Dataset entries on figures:
◆ ◆ ◆ ◆
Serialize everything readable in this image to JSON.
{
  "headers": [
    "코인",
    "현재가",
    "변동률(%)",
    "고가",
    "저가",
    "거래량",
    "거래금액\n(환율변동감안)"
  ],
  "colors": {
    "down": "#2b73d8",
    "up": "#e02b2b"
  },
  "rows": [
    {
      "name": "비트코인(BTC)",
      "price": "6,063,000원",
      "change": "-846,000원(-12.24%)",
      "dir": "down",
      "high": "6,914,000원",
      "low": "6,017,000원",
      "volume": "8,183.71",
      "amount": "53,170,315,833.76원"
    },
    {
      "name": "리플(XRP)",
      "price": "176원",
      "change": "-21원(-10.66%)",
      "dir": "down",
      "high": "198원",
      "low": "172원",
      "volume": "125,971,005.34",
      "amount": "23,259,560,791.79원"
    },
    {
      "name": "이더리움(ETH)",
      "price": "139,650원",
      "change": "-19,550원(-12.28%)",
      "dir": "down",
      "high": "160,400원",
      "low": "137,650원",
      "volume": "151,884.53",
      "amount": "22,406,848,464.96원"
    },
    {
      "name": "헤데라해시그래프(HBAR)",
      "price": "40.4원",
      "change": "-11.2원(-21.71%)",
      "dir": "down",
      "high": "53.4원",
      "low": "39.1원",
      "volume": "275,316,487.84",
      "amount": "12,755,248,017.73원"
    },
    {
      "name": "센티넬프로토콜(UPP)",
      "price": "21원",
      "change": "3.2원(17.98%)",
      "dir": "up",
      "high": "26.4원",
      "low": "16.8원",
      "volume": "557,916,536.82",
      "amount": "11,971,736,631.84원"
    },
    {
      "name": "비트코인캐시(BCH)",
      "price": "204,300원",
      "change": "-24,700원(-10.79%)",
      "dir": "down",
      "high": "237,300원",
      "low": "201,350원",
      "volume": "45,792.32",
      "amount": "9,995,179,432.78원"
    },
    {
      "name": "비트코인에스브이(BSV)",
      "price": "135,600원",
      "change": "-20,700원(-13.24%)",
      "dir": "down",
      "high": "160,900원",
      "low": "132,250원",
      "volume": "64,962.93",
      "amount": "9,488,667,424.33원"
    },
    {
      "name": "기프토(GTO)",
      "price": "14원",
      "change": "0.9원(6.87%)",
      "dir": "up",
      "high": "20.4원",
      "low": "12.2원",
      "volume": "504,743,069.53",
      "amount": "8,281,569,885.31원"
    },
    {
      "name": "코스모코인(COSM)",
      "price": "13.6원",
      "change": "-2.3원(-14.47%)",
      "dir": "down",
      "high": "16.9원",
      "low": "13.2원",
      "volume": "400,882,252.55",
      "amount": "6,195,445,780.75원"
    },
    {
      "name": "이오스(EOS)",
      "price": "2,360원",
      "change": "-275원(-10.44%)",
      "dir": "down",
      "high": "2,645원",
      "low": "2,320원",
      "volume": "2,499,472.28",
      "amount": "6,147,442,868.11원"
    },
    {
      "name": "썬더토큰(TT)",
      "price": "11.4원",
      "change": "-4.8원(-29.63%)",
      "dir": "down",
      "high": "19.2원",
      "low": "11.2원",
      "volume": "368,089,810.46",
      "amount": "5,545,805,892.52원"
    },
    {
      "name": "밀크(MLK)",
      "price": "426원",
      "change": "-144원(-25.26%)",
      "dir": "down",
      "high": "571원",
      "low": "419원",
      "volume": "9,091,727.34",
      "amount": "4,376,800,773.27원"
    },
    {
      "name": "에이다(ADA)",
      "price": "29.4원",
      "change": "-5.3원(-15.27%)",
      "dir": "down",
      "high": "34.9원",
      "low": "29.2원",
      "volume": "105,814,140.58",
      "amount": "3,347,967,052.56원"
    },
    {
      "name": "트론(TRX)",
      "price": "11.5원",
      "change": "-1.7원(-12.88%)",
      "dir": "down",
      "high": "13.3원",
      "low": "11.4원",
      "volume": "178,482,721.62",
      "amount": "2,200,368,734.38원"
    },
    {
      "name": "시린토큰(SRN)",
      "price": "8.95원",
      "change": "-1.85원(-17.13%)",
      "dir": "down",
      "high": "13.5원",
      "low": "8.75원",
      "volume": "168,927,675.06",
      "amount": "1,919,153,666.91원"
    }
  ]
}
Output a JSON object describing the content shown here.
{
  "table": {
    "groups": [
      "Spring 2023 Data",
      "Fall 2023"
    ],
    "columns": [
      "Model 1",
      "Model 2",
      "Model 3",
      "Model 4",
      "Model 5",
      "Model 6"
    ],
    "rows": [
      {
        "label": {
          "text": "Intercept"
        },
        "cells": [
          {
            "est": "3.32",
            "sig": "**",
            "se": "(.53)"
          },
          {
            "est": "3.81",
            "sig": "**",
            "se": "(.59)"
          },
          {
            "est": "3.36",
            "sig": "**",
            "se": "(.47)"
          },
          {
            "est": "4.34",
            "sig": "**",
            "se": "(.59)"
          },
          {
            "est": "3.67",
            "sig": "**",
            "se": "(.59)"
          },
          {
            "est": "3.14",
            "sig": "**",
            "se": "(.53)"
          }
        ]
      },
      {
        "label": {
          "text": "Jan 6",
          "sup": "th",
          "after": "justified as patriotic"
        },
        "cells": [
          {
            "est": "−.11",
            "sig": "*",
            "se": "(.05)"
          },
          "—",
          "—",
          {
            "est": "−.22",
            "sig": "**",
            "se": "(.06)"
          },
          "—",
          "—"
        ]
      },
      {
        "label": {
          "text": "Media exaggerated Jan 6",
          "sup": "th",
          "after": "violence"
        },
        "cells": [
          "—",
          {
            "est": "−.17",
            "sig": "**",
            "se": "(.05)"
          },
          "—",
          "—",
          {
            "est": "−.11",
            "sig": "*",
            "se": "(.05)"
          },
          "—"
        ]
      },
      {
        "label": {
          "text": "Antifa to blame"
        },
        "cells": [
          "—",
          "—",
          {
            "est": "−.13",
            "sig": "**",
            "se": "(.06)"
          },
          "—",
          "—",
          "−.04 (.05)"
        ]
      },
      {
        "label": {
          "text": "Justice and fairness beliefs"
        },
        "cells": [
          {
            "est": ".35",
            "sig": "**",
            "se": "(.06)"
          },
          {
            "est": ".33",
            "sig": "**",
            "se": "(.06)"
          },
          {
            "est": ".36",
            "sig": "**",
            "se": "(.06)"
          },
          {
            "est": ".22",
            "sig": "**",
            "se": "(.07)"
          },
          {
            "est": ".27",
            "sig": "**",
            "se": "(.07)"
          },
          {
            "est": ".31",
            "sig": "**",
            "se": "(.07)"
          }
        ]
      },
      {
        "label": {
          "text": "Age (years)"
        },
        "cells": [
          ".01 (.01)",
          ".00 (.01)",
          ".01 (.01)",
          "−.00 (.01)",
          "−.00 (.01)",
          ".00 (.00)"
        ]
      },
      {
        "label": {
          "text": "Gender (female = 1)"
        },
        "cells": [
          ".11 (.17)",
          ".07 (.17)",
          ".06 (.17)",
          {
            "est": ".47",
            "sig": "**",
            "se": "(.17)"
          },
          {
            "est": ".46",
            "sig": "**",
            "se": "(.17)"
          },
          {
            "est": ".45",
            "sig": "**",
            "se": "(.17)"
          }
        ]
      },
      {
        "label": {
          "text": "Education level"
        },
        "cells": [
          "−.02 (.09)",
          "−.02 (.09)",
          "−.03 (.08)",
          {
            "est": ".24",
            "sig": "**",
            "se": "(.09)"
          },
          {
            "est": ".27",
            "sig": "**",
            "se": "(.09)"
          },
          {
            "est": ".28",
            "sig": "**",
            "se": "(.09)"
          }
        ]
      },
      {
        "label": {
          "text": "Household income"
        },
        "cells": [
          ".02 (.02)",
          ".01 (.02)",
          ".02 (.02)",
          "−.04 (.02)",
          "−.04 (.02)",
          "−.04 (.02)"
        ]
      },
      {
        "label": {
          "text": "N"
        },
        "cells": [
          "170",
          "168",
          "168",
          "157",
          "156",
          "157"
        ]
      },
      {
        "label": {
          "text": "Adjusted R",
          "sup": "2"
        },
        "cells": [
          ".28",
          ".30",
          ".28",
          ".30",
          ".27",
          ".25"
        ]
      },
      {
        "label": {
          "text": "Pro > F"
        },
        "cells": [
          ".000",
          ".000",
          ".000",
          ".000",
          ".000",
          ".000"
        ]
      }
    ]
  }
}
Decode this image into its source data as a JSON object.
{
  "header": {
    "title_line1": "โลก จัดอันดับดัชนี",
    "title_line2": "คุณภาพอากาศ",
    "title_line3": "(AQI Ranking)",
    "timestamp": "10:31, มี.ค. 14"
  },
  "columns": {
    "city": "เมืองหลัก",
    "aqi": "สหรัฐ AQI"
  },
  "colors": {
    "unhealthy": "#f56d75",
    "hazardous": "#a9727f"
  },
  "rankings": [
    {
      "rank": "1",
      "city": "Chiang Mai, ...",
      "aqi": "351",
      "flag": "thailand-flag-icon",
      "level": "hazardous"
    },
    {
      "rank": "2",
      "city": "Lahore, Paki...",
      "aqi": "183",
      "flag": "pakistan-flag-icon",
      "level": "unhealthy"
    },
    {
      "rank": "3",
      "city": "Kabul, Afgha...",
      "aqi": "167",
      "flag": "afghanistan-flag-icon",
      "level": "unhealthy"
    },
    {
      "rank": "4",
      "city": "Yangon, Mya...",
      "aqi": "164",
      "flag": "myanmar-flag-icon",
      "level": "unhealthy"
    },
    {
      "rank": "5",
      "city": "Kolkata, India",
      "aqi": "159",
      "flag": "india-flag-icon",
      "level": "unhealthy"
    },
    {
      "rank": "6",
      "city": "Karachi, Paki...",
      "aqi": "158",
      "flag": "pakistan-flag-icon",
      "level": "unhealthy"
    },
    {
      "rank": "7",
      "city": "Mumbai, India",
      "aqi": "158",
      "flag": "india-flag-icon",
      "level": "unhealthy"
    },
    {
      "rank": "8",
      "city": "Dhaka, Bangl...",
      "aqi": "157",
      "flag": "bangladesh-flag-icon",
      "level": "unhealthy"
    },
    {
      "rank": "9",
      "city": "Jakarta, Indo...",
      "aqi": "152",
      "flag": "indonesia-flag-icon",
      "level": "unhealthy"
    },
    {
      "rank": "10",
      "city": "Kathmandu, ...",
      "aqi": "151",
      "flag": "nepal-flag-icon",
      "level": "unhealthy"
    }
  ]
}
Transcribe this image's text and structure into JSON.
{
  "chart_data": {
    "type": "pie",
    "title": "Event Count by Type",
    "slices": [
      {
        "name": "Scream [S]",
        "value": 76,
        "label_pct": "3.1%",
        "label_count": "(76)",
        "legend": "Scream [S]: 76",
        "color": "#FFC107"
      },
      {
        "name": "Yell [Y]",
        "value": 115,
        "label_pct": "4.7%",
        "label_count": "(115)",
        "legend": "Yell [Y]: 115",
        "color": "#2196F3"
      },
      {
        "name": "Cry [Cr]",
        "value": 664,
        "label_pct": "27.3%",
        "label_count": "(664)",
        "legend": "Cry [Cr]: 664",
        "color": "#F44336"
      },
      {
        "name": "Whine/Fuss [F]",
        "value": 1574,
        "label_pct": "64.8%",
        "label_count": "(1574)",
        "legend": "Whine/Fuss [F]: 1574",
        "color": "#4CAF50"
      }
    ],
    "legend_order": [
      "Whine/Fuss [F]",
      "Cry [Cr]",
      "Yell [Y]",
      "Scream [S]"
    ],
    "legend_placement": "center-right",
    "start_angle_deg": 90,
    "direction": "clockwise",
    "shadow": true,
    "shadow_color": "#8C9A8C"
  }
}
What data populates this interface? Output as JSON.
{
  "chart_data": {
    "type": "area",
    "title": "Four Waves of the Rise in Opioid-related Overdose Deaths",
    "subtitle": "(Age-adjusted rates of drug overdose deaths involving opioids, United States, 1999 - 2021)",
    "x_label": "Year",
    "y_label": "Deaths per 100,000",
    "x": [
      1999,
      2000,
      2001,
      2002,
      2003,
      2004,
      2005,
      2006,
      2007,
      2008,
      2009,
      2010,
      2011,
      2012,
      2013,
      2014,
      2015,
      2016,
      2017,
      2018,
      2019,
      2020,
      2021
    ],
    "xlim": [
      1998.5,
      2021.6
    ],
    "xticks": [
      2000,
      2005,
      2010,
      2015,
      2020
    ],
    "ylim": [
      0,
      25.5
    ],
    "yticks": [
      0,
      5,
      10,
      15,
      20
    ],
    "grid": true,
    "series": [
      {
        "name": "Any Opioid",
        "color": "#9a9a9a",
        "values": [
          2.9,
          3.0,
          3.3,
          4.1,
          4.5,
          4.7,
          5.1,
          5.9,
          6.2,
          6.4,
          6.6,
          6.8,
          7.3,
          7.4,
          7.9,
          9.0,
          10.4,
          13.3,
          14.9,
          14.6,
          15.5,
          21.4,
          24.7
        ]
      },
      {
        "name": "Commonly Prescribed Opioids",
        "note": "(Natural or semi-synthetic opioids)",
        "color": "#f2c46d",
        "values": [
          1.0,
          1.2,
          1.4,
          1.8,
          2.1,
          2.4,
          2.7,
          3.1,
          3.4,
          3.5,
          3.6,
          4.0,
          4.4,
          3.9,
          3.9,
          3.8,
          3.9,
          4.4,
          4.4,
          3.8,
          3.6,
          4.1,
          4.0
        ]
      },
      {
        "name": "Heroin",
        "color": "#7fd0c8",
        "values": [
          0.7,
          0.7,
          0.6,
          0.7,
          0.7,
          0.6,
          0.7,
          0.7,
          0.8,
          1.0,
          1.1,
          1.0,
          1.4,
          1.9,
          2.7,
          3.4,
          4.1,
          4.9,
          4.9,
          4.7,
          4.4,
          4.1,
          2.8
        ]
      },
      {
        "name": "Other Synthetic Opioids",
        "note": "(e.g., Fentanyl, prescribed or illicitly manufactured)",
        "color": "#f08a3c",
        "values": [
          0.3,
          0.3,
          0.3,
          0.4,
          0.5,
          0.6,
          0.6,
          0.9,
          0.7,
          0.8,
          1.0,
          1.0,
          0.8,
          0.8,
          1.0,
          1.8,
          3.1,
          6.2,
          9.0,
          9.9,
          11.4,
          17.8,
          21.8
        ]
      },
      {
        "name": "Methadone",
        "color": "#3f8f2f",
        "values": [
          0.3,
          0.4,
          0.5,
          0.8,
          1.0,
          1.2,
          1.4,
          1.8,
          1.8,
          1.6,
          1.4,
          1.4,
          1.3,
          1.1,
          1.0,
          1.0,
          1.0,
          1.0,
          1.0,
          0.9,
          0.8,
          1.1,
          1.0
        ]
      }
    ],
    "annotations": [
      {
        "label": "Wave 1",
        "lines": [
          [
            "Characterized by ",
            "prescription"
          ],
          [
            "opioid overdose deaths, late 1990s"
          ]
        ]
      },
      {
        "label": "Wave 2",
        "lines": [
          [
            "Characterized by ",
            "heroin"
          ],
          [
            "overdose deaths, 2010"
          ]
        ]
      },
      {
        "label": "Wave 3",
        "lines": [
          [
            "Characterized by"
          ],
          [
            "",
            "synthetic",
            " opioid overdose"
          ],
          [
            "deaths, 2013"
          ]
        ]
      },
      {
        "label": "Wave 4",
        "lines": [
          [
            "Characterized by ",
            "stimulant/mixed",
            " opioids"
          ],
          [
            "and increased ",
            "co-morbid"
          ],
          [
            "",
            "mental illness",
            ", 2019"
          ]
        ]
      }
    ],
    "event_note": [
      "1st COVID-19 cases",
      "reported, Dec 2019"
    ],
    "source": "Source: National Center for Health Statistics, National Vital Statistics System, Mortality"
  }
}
◆ ◆ ◆ ◆
### [What you need to do]
For each line of the listing that holds the word "Model", show that line.

### [Answer]
      "Model 1",
      "Model 2",
      "Model 3",
      "Model 4",
      "Model 5",
      "Model 6"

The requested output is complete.